PROBLEM TO WORK ON:
Copy these lines word for word, starting at the line with "undo-dropdown-button[interactable] [137,22,153,56]" and stopping after the line with "svg-text:Z: Z [189,183,205,206]".
* BEGIN *
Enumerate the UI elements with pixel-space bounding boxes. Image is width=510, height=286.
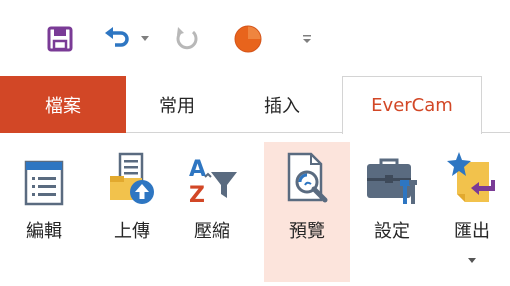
undo-dropdown-button[interactable] [137,22,153,56]
chevron-down-icon [141,36,149,41]
edit-button-label: 編輯 [26,221,62,242]
redo-icon [176,27,198,50]
tab-evercam-label: EverCam [371,95,453,116]
svg-text:A: A [189,157,206,182]
ribbon-tab-bar: 檔案 常用 插入 EverCam [0,76,510,134]
tab-insert[interactable]: 插入 [232,76,332,133]
export-button[interactable]: 匯出 [436,142,508,282]
tab-home-label: 常用 [159,95,195,117]
export-icon [447,152,495,202]
settings-toolbox-icon [367,158,417,204]
upload-button-label: 上傳 [114,221,150,242]
record-icon [234,25,262,53]
customize-toolbar-button[interactable] [290,22,324,56]
tab-evercam[interactable]: EverCam [342,76,482,134]
svg-text:Z: Z [189,183,205,206]
quick-access-toolbar [0,0,510,76]
export-button-label: 匯出 [454,221,490,242]
preview-button-label: 預覽 [289,221,325,242]
preview-button[interactable]: 預覽 [264,142,350,282]
tab-file-label: 檔案 [45,95,81,117]
save-icon [47,26,73,52]
chevron-down-icon [468,258,476,263]
redo-button[interactable] [170,22,204,56]
tab-insert-label: 插入 [264,95,300,117]
ribbon-panel: 編輯 上傳 A Z 壓縮 預覽 設定 匯出 [0,133,510,286]
compress-button[interactable]: A Z 壓縮 [176,142,248,282]
tab-home[interactable]: 常用 [134,76,220,133]
export-dropdown[interactable] [466,255,478,267]
customize-toolbar-icon [303,35,311,43]
compress-button-label: 壓縮 [194,221,230,242]
preview-icon [287,152,328,203]
undo-icon [105,27,129,47]
undo-button[interactable] [100,22,134,56]
settings-button[interactable]: 設定 [356,142,428,282]
save-button[interactable] [40,22,80,56]
tab-file[interactable]: 檔案 [0,76,126,133]
compress-icon: A Z [189,157,237,206]
record-button[interactable] [228,22,268,56]
edit-list-icon [24,160,64,206]
settings-button-label: 設定 [374,221,410,242]
edit-button[interactable]: 編輯 [8,142,80,282]
upload-icon [110,152,154,204]
upload-button[interactable]: 上傳 [96,142,168,282]
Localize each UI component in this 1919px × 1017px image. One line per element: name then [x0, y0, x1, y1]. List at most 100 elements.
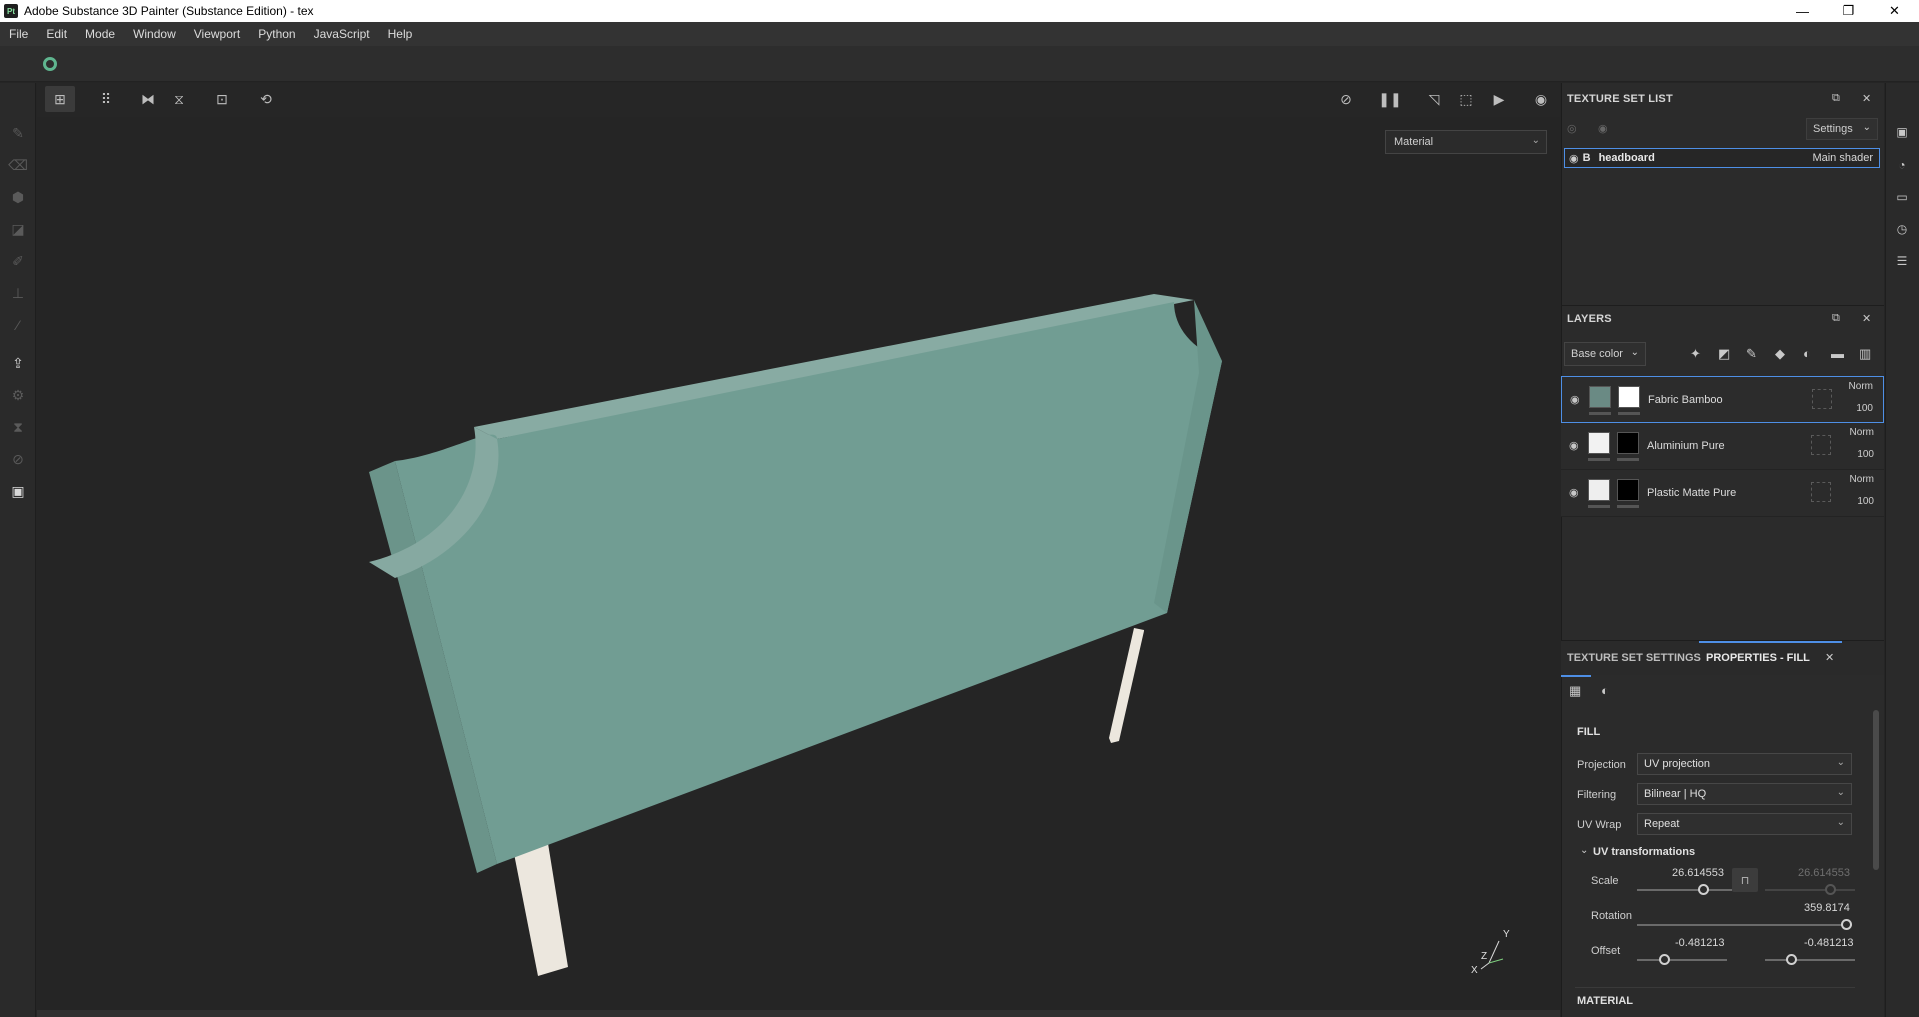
menu-file[interactable]: File [0, 27, 37, 41]
add-paint-layer-icon[interactable]: ✎ [1746, 346, 1757, 362]
scale-u-knob[interactable] [1698, 884, 1709, 895]
offset-u-slider[interactable] [1637, 959, 1727, 961]
assets-icon[interactable]: ▭ [1893, 188, 1911, 206]
filtering-dropdown[interactable]: Bilinear | HQ ⌄ [1637, 783, 1852, 805]
close-icon[interactable]: ✕ [1825, 651, 1834, 664]
visibility-eye-icon[interactable]: ◉ [1569, 152, 1579, 165]
add-fill-layer-icon[interactable]: ◆ [1775, 346, 1785, 362]
grid-dots-icon[interactable]: ⠿ [91, 86, 121, 112]
polygon-fill-icon[interactable]: ◪ [8, 219, 28, 239]
projection-dropdown[interactable]: UV projection ⌄ [1637, 753, 1852, 775]
offset-v-slider[interactable] [1765, 959, 1855, 961]
scale-u-value[interactable]: 26.614553 [1672, 867, 1724, 879]
offset-v-knob[interactable] [1786, 954, 1797, 965]
fill-settings-icon[interactable]: ▦ [1569, 683, 1581, 699]
rotation-slider[interactable] [1637, 924, 1852, 926]
offset-u-knob[interactable] [1659, 954, 1670, 965]
properties-scrollbar[interactable] [1873, 710, 1879, 870]
hourglass-icon[interactable]: ⧗ [8, 417, 28, 437]
uv-wrap-dropdown[interactable]: Repeat ⌄ [1637, 813, 1852, 835]
texture-set-row[interactable]: ◉ B headboard Main shader [1564, 148, 1880, 168]
material-sphere-icon[interactable]: ◐ [1601, 683, 1609, 698]
mirror-x-icon[interactable]: ⧓ [133, 86, 163, 112]
offset-v-value[interactable]: -0.481213 [1804, 937, 1854, 949]
visibility-eye-icon[interactable]: ◉ [1569, 486, 1579, 499]
rotation-knob[interactable] [1841, 919, 1852, 930]
maximize-button[interactable]: ❐ [1826, 0, 1871, 22]
screenshot-icon[interactable]: ◉ [1526, 86, 1556, 112]
3d-viewport[interactable]: Y Z X [37, 83, 1560, 1017]
log-icon[interactable]: ☰ [1893, 252, 1911, 270]
menu-mode[interactable]: Mode [76, 27, 124, 41]
mirror-y-icon[interactable]: ⧖ [164, 86, 194, 112]
substance-icon[interactable] [43, 57, 57, 71]
scale-v-value[interactable]: 26.614553 [1798, 867, 1850, 879]
clone-stamp-icon[interactable]: ⊥ [8, 283, 28, 303]
paint-brush-icon[interactable]: ✎ [8, 123, 28, 143]
layer-row-plastic-matte-pure[interactable]: ◉ Plastic Matte Pure Norm 100 [1561, 470, 1884, 517]
headboard-mesh[interactable] [37, 83, 1560, 1017]
shader-settings-icon[interactable]: ◔ [1893, 156, 1911, 174]
hide-eye-icon[interactable]: ◎ [1567, 122, 1577, 135]
bake-icon[interactable]: ⚙ [8, 385, 28, 405]
projection-icon[interactable]: ⬢ [8, 187, 28, 207]
lock-icon[interactable]: ⊓ [1732, 868, 1758, 892]
layer-name[interactable]: Plastic Matte Pure [1647, 487, 1736, 499]
display-settings-icon[interactable]: ▣ [1893, 123, 1911, 141]
history-icon[interactable]: ◷ [1893, 220, 1911, 238]
history-icon[interactable]: ⟲ [251, 86, 281, 112]
close-icon[interactable]: ✕ [1862, 312, 1871, 325]
uv-transformations-title[interactable]: UV transformations [1593, 846, 1695, 858]
trash-icon[interactable]: ▥ [1859, 346, 1871, 362]
hide-icon[interactable]: ⊘ [1331, 86, 1361, 112]
layer-name[interactable]: Aluminium Pure [1647, 440, 1725, 452]
layer-opacity[interactable]: 100 [1856, 403, 1873, 414]
channel-dropdown[interactable]: Base color ⌄ [1564, 342, 1646, 366]
menu-python[interactable]: Python [249, 27, 304, 41]
uv-icon[interactable]: ⊘ [8, 449, 28, 469]
view-2d-icon[interactable]: ◹ [1419, 86, 1449, 112]
menu-window[interactable]: Window [124, 27, 185, 41]
view-3d-cube-icon[interactable]: ⬚ [1451, 86, 1481, 112]
add-effect-icon[interactable]: ✦ [1690, 346, 1701, 362]
camera-grid-icon[interactable]: ⊞ [45, 86, 75, 112]
collapse-chevron-icon[interactable]: ⌄ [1580, 845, 1588, 856]
layer-blend-mode[interactable]: Norm [1850, 474, 1874, 485]
scale-v-knob[interactable] [1825, 884, 1836, 895]
texture-set-shader[interactable]: Main shader [1812, 152, 1873, 164]
settings-dropdown[interactable]: Settings ⌄ [1806, 118, 1878, 140]
add-smart-material-icon[interactable]: ◐ [1803, 346, 1811, 361]
layer-name[interactable]: Fabric Bamboo [1648, 394, 1723, 406]
undock-icon[interactable]: ⧉ [1832, 312, 1840, 325]
layer-opacity[interactable]: 100 [1857, 449, 1874, 460]
export-icon[interactable]: ⇪ [8, 353, 28, 373]
add-mask-icon[interactable]: ◩ [1718, 346, 1730, 362]
camera-icon[interactable]: ▶ [1484, 86, 1514, 112]
show-eye-icon[interactable]: ◉ [1598, 122, 1608, 135]
display-mode-select[interactable]: Material ⌄ [1385, 130, 1547, 154]
scale-v-slider[interactable] [1765, 889, 1855, 891]
folder-icon[interactable]: ▬ [1831, 346, 1844, 361]
visibility-eye-icon[interactable]: ◉ [1570, 393, 1580, 406]
color-picker-icon[interactable]: ⁄ [8, 315, 28, 335]
layer-row-fabric-bamboo[interactable]: ◉ Fabric Bamboo Norm 100 [1561, 376, 1884, 423]
close-window-button[interactable]: ✕ [1872, 0, 1917, 22]
eraser-icon[interactable]: ⌫ [8, 155, 28, 175]
scale-u-slider[interactable] [1637, 889, 1732, 891]
menu-viewport[interactable]: Viewport [185, 27, 249, 41]
menu-edit[interactable]: Edit [37, 27, 76, 41]
undock-icon[interactable]: ⧉ [1832, 92, 1840, 105]
menu-javascript[interactable]: JavaScript [305, 27, 379, 41]
layer-opacity[interactable]: 100 [1857, 496, 1874, 507]
frame-icon[interactable]: ⊡ [207, 86, 237, 112]
pause-icon[interactable]: ❚❚ [1375, 86, 1405, 112]
smudge-icon[interactable]: ✐ [8, 251, 28, 271]
tab-properties-fill[interactable]: PROPERTIES - FILL [1706, 652, 1810, 664]
offset-u-value[interactable]: -0.481213 [1675, 937, 1725, 949]
rotation-value[interactable]: 359.8174 [1804, 902, 1850, 914]
visibility-eye-icon[interactable]: ◉ [1569, 439, 1579, 452]
close-icon[interactable]: ✕ [1862, 92, 1871, 105]
layer-blend-mode[interactable]: Norm [1850, 427, 1874, 438]
minimize-button[interactable]: — [1780, 0, 1825, 22]
layer-blend-mode[interactable]: Norm [1849, 381, 1873, 392]
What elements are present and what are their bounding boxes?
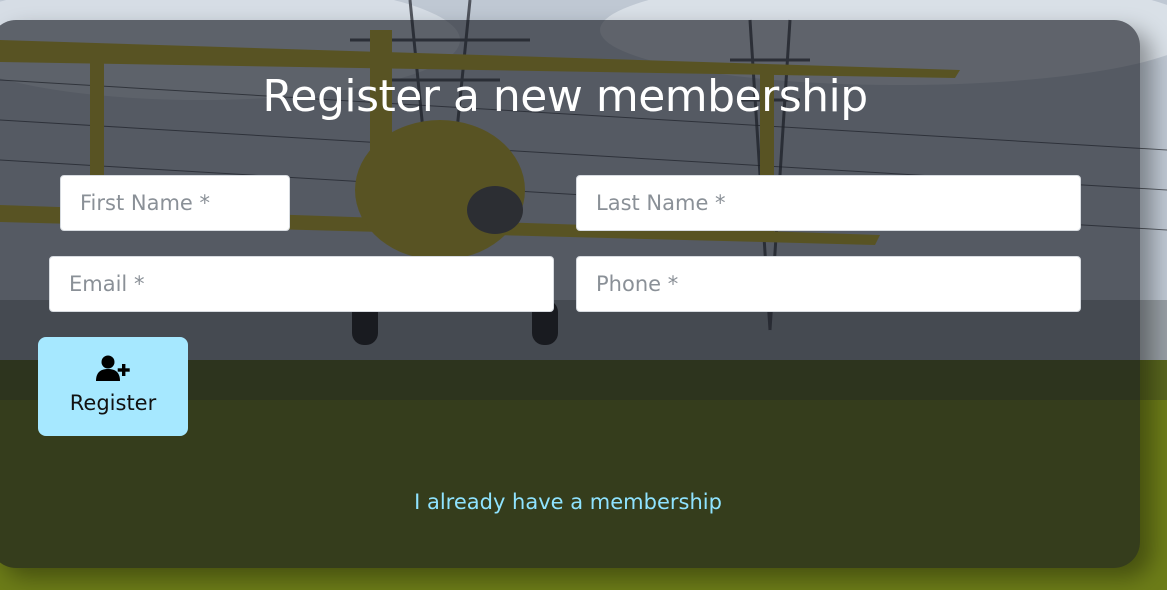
- page-background: Register a new membership Register I alr…: [0, 0, 1167, 590]
- register-button-label: Register: [69, 391, 157, 415]
- first-name-input[interactable]: [60, 175, 290, 231]
- register-button[interactable]: Register: [38, 337, 188, 436]
- email-input[interactable]: [49, 256, 554, 312]
- page-title: Register a new membership: [262, 71, 868, 122]
- login-link[interactable]: I already have a membership: [0, 487, 1136, 517]
- last-name-input[interactable]: [576, 175, 1081, 231]
- user-plus-icon: [96, 355, 130, 381]
- phone-input[interactable]: [576, 256, 1081, 312]
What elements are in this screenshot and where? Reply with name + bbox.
* END *
THE ANSWER:
undo-dropdown-button[interactable] [137,22,153,56]
chevron-down-icon [141,36,149,41]
edit-button-label: 編輯 [26,221,62,242]
redo-icon [176,27,198,50]
tab-evercam-label: EverCam [371,95,453,116]
svg-text:A: A [189,157,206,182]
ribbon-tab-bar: 檔案 常用 插入 EverCam [0,76,510,134]
tab-insert[interactable]: 插入 [232,76,332,133]
export-button[interactable]: 匯出 [436,142,508,282]
tab-home-label: 常用 [159,95,195,117]
export-icon [447,152,495,202]
settings-toolbox-icon [367,158,417,204]
upload-button-label: 上傳 [114,221,150,242]
record-icon [234,25,262,53]
customize-toolbar-button[interactable] [290,22,324,56]
tab-evercam[interactable]: EverCam [342,76,482,134]
svg-text:Z: Z [189,183,205,206]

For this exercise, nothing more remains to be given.